AIM OF THE EXERCISE:
Pull out every line with the word "text" from the entries below.

(Entries taken from a collection)
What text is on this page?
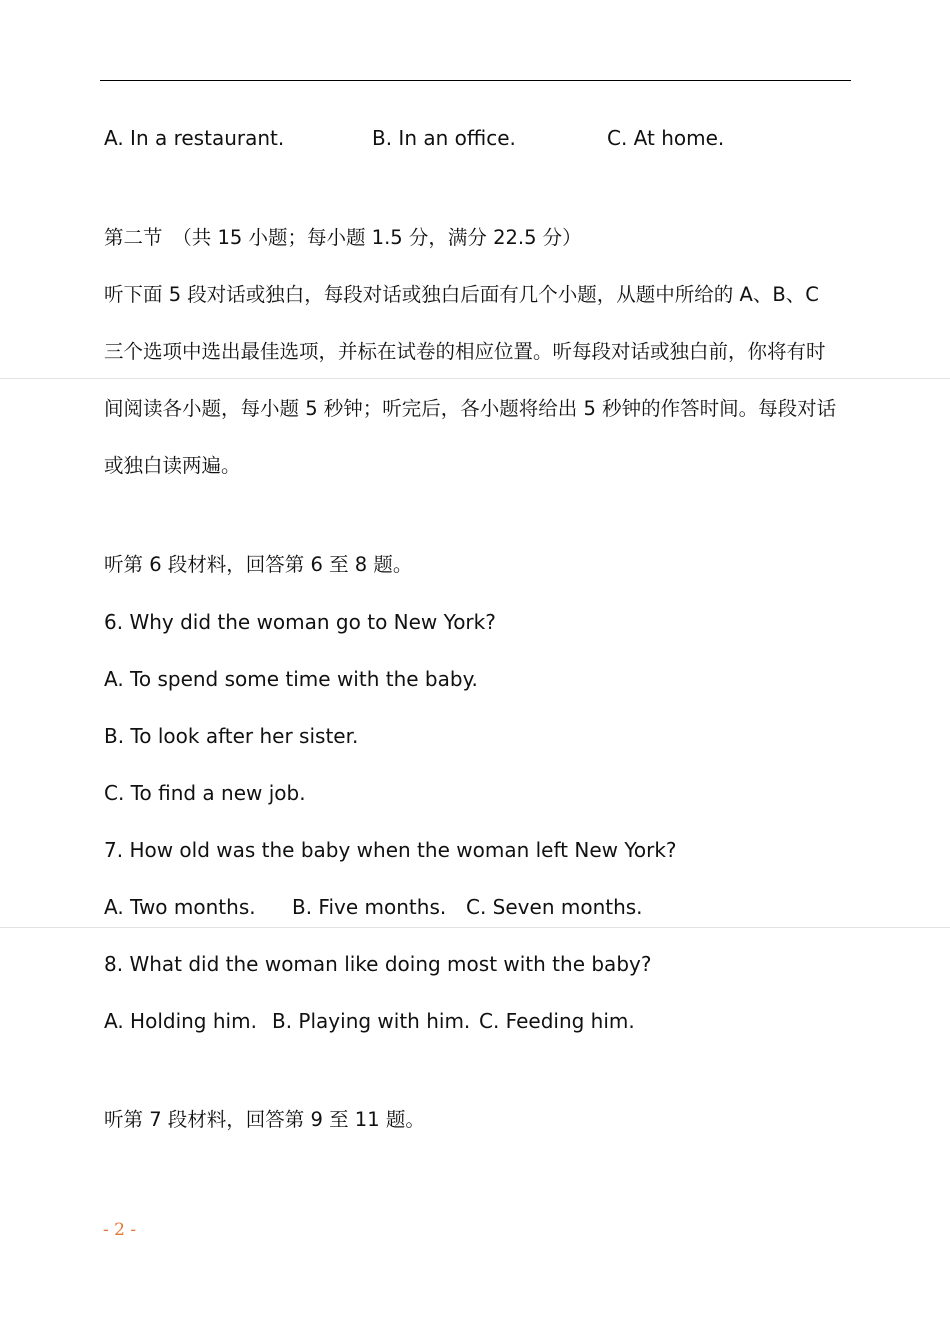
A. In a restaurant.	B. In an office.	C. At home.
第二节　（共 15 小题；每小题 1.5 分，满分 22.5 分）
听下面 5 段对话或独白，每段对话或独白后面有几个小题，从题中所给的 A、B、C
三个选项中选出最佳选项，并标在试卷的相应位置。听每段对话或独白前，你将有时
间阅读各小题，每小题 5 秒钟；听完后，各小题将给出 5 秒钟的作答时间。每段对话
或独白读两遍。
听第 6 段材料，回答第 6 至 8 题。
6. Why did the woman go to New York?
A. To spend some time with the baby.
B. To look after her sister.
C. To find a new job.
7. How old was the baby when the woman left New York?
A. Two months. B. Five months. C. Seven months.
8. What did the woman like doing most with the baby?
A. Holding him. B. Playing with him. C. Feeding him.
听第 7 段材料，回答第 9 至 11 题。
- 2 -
* * *
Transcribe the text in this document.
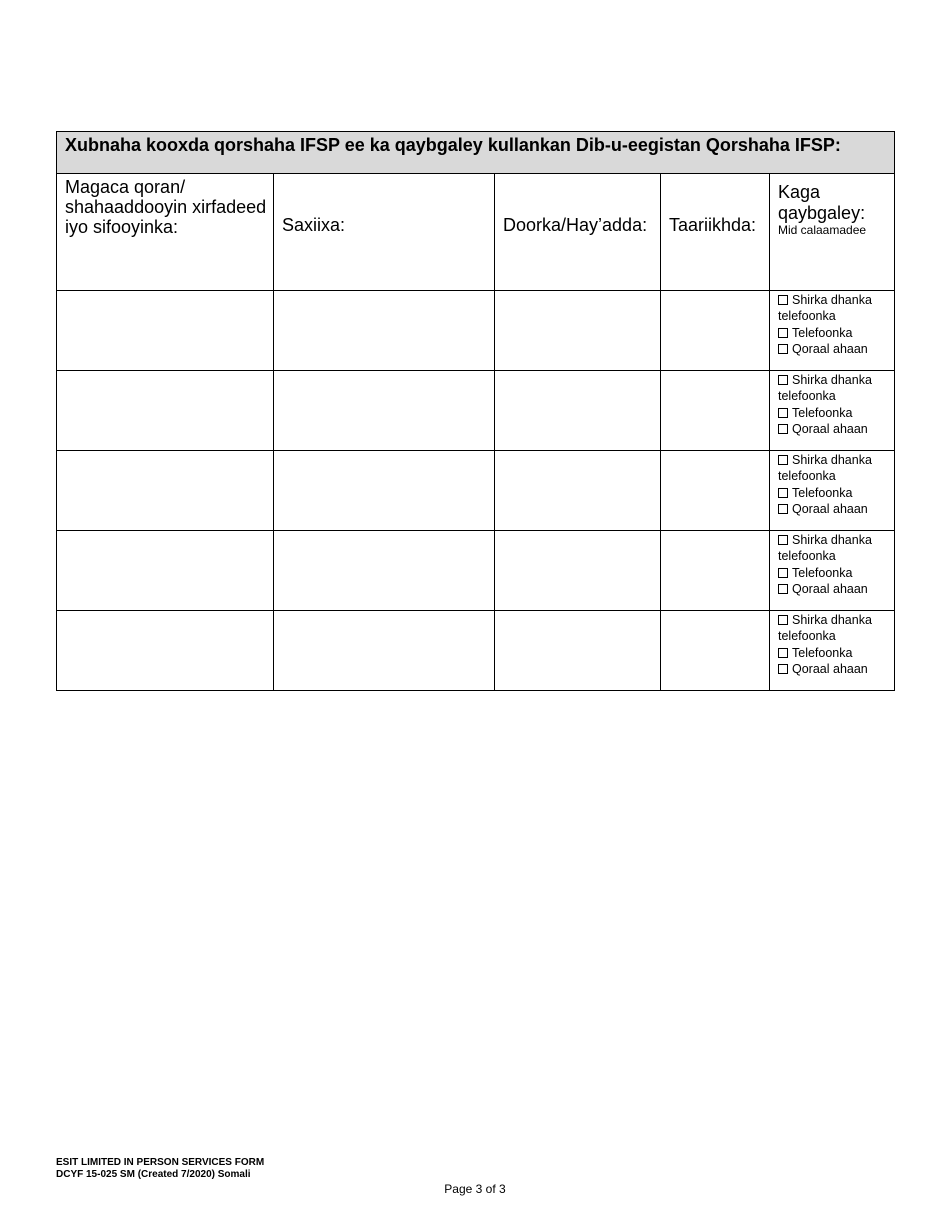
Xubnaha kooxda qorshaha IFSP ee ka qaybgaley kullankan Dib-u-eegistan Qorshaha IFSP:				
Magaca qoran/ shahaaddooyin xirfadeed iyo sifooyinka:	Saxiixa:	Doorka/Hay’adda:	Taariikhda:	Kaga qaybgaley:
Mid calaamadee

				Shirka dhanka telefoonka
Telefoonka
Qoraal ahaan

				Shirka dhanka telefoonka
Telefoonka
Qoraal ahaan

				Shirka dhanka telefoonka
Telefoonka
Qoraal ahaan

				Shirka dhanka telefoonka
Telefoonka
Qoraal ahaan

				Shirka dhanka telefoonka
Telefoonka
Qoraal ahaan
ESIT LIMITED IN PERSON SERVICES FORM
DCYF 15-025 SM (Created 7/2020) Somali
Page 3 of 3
* * *
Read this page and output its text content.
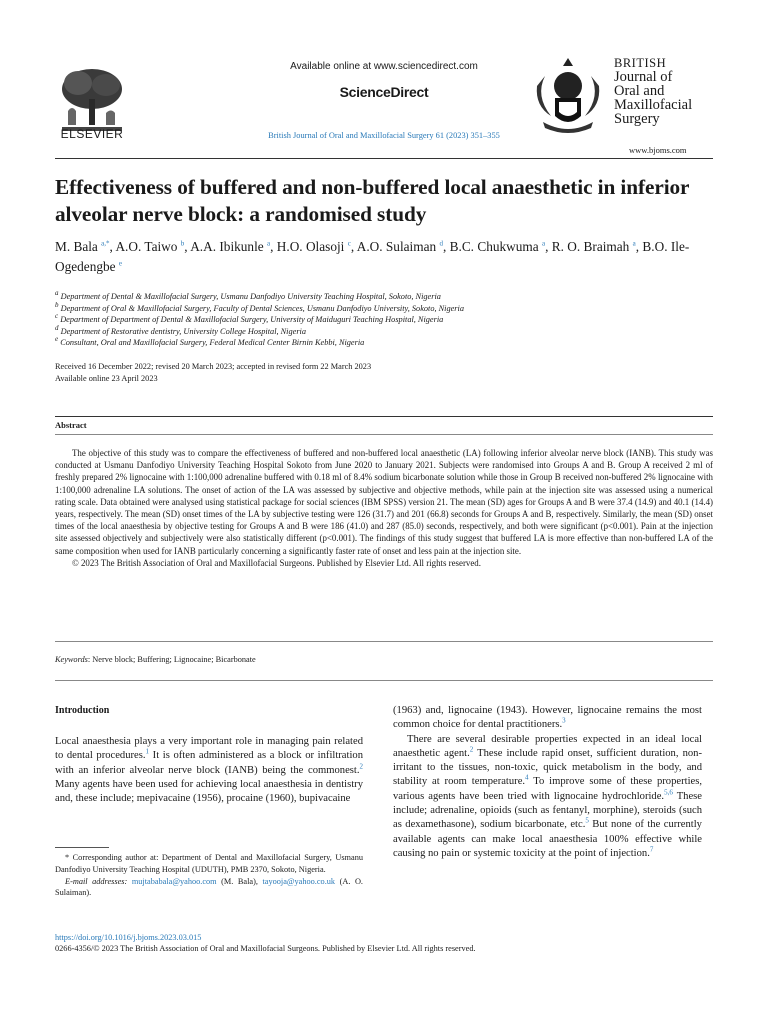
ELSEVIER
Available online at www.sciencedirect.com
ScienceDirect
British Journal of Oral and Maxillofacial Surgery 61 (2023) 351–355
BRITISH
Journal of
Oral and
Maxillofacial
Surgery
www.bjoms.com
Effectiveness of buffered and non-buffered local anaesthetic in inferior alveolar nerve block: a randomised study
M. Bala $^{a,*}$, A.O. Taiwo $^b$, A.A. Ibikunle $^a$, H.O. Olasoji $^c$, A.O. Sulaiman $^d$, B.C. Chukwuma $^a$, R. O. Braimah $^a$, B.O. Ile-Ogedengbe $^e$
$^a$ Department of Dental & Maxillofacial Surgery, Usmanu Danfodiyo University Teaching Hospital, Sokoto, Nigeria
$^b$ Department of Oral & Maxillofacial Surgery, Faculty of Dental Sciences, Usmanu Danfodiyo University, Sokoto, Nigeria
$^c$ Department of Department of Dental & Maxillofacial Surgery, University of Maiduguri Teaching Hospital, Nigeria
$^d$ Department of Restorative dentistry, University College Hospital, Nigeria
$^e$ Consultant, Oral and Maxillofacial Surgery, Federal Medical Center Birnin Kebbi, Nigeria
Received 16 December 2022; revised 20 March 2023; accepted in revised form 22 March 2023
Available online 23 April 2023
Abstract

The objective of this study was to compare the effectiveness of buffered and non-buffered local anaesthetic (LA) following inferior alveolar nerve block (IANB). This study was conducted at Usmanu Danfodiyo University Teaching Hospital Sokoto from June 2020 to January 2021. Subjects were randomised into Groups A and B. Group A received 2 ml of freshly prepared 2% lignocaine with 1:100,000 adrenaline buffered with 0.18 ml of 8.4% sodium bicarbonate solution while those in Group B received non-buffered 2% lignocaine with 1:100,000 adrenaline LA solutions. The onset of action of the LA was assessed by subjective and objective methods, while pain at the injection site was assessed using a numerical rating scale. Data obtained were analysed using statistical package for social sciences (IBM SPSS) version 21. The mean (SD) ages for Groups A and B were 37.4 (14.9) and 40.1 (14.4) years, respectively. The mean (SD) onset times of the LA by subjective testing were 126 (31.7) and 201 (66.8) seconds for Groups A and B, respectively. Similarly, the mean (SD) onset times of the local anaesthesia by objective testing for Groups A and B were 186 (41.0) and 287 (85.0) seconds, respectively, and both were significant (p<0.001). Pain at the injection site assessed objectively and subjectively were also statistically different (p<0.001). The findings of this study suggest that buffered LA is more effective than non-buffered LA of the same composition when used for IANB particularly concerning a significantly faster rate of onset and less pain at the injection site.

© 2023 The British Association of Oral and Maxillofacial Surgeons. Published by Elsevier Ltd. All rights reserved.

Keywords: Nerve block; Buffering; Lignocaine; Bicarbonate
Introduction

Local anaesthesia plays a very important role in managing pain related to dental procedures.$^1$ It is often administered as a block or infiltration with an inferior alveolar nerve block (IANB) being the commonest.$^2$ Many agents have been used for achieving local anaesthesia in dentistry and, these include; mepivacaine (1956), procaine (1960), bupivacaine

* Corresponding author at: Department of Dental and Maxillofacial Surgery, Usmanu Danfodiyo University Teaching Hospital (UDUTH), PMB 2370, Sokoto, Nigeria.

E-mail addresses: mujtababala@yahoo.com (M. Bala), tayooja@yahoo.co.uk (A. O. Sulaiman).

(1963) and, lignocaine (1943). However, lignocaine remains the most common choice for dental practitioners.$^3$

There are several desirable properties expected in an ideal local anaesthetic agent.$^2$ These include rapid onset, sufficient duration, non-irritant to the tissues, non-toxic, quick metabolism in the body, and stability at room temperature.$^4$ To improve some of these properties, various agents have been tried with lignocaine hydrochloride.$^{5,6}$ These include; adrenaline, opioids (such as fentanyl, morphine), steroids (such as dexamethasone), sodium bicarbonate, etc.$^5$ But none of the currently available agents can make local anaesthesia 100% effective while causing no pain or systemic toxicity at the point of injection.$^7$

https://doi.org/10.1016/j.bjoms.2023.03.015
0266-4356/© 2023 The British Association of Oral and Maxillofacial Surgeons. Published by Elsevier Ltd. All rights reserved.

SOLUTION TO THIS EXERCISE:
What text is on this page?
Transcribe the text in this document.
Read this page and output its text content.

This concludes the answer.